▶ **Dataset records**
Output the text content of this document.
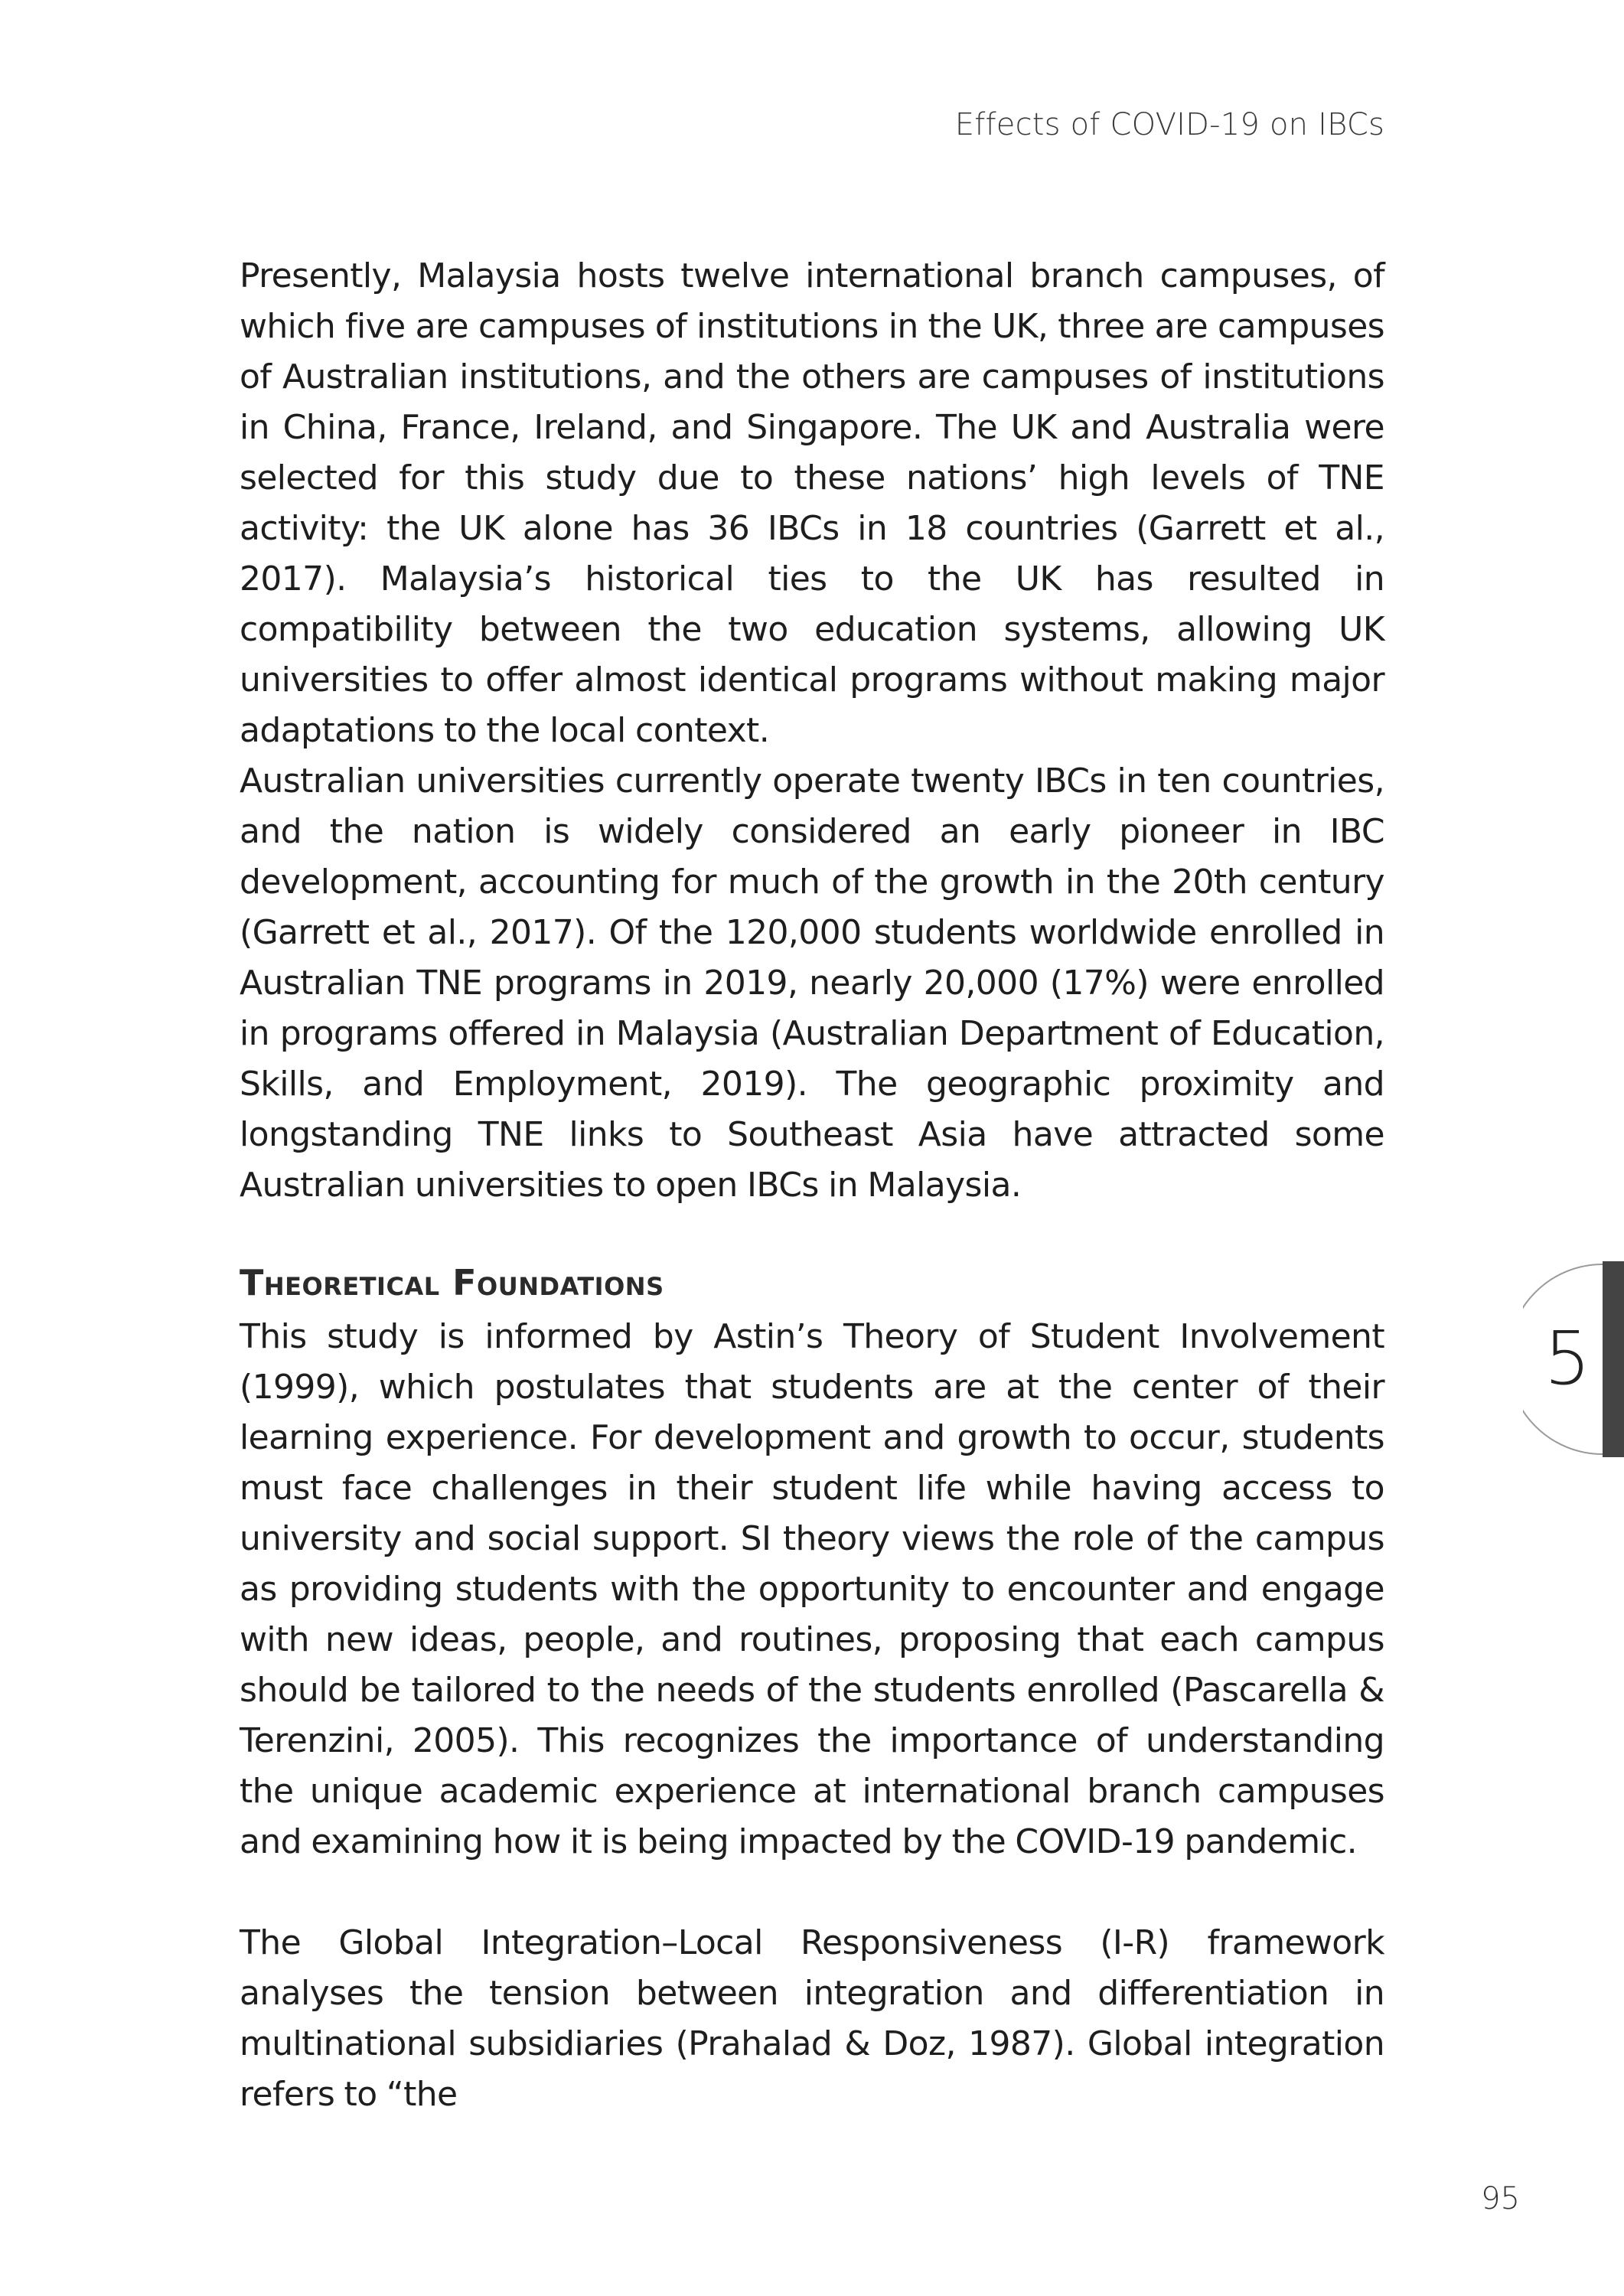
Effects of COVID-19 on IBCs

Presently, Malaysia hosts twelve international branch campuses, of which five are campuses of institutions in the UK, three are campuses of Australian institutions, and the others are campuses of institutions in China, France, Ireland, and Singapore. The UK and Australia were selected for this study due to these nations’ high levels of TNE activity: the UK alone has 36 IBCs in 18 countries (Garrett et al., 2017). Malaysia’s historical ties to the UK has resulted in compatibility between the two education systems, allowing UK universities to offer almost identical programs without making major adaptations to the local context.

Australian universities currently operate twenty IBCs in ten countries, and the nation is widely considered an early pioneer in IBC development, accounting for much of the growth in the 20th century (Garrett et al., 2017). Of the 120,000 students worldwide enrolled in Australian TNE programs in 2019, nearly 20,000 (17%) were enrolled in programs offered in Malaysia (Australian Department of Education, Skills, and Employment, 2019). The geographic proximity and longstanding TNE links to Southeast Asia have attracted some Australian universities to open IBCs in Malaysia.

Theoretical Foundations

This study is informed by Astin’s Theory of Student Involvement (1999), which postulates that students are at the center of their learning experience. For development and growth to occur, students must face challenges in their student life while having access to university and social support. SI theory views the role of the campus as providing students with the opportunity to encounter and engage with new ideas, people, and routines, proposing that each campus should be tailored to the needs of the students enrolled (Pascarella & Terenzini, 2005). This recognizes the importance of understanding the unique academic experience at international branch campuses and examining how it is being impacted by the COVID-19 pandemic.

The Global Integration–Local Responsiveness (I-R) framework analyses the tension between integration and differentiation in multinational subsidiaries (Prahalad & Doz, 1987). Global integration refers to “the

5
95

▶ **WHAT YOU HAVE TO DO**
Pictures in the records above are not copied; print everything else exactly.

▶ **FINAL RESULT**
Output the text content of this document.
Effects of COVID-19 on IBCs

Presently, Malaysia hosts twelve international branch campuses, of which five are campuses of institutions in the UK, three are campuses of Australian institutions, and the others are campuses of institutions in China, France, Ireland, and Singapore. The UK and Australia were selected for this study due to these nations’ high levels of TNE activity: the UK alone has 36 IBCs in 18 countries (Garrett et al., 2017). Malaysia’s historical ties to the UK has resulted in compatibility between the two education systems, allowing UK universities to offer almost identical programs without making major adaptations to the local context.

Australian universities currently operate twenty IBCs in ten countries, and the nation is widely considered an early pioneer in IBC development, accounting for much of the growth in the 20th century (Garrett et al., 2017). Of the 120,000 students worldwide enrolled in Australian TNE programs in 2019, nearly 20,000 (17%) were enrolled in programs offered in Malaysia (Australian Department of Education, Skills, and Employment, 2019). The geographic proximity and longstanding TNE links to Southeast Asia have attracted some Australian universities to open IBCs in Malaysia.

Theoretical Foundations

This study is informed by Astin’s Theory of Student Involvement (1999), which postulates that students are at the center of their learning experience. For development and growth to occur, students must face challenges in their student life while having access to university and social support. SI theory views the role of the campus as providing students with the opportunity to encounter and engage with new ideas, people, and routines, proposing that each campus should be tailored to the needs of the students enrolled (Pascarella & Terenzini, 2005). This recognizes the importance of understanding the unique academic experience at international branch campuses and examining how it is being impacted by the COVID-19 pandemic.

The Global Integration–Local Responsiveness (I-R) framework analyses the tension between integration and differentiation in multinational subsidiaries (Prahalad & Doz, 1987). Global integration refers to “the

5
95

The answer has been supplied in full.